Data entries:
** START **

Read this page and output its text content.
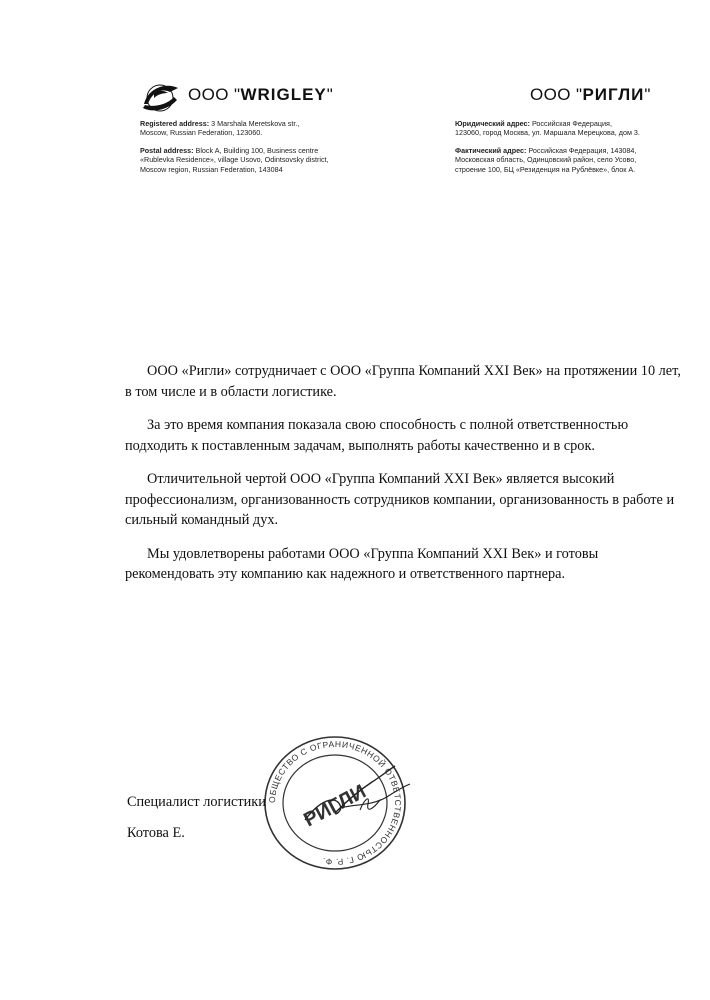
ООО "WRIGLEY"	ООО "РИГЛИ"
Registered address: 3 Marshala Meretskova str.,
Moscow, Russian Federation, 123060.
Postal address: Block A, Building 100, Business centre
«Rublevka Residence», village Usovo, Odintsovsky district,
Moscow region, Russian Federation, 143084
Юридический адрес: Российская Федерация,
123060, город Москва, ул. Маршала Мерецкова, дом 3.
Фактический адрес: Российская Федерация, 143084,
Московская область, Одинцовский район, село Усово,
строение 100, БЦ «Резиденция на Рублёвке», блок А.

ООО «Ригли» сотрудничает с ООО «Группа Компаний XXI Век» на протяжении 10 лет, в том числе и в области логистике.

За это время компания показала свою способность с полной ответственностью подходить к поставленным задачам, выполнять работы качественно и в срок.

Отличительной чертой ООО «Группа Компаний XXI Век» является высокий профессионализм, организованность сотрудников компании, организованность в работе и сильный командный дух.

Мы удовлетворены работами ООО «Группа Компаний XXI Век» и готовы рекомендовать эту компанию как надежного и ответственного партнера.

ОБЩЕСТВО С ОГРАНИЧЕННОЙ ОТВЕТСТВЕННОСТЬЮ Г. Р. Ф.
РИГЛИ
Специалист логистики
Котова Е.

** END **

Task — Transcribe the records above exactly as they appear, leaving out any pictures.

Final result —
Read this page and output its text content.
ООО "WRIGLEY"	ООО "РИГЛИ"
Registered address: 3 Marshala Meretskova str.,
Moscow, Russian Federation, 123060.
Postal address: Block A, Building 100, Business centre
«Rublevka Residence», village Usovo, Odintsovsky district,
Moscow region, Russian Federation, 143084
Юридический адрес: Российская Федерация,
123060, город Москва, ул. Маршала Мерецкова, дом 3.
Фактический адрес: Российская Федерация, 143084,
Московская область, Одинцовский район, село Усово,
строение 100, БЦ «Резиденция на Рублёвке», блок А.

ООО «Ригли» сотрудничает с ООО «Группа Компаний XXI Век» на протяжении 10 лет, в том числе и в области логистике.

За это время компания показала свою способность с полной ответственностью подходить к поставленным задачам, выполнять работы качественно и в срок.

Отличительной чертой ООО «Группа Компаний XXI Век» является высокий профессионализм, организованность сотрудников компании, организованность в работе и сильный командный дух.

Мы удовлетворены работами ООО «Группа Компаний XXI Век» и готовы рекомендовать эту компанию как надежного и ответственного партнера.

ОБЩЕСТВО С ОГРАНИЧЕННОЙ ОТВЕТСТВЕННОСТЬЮ Г. Р. Ф.
РИГЛИ
Специалист логистики
Котова Е.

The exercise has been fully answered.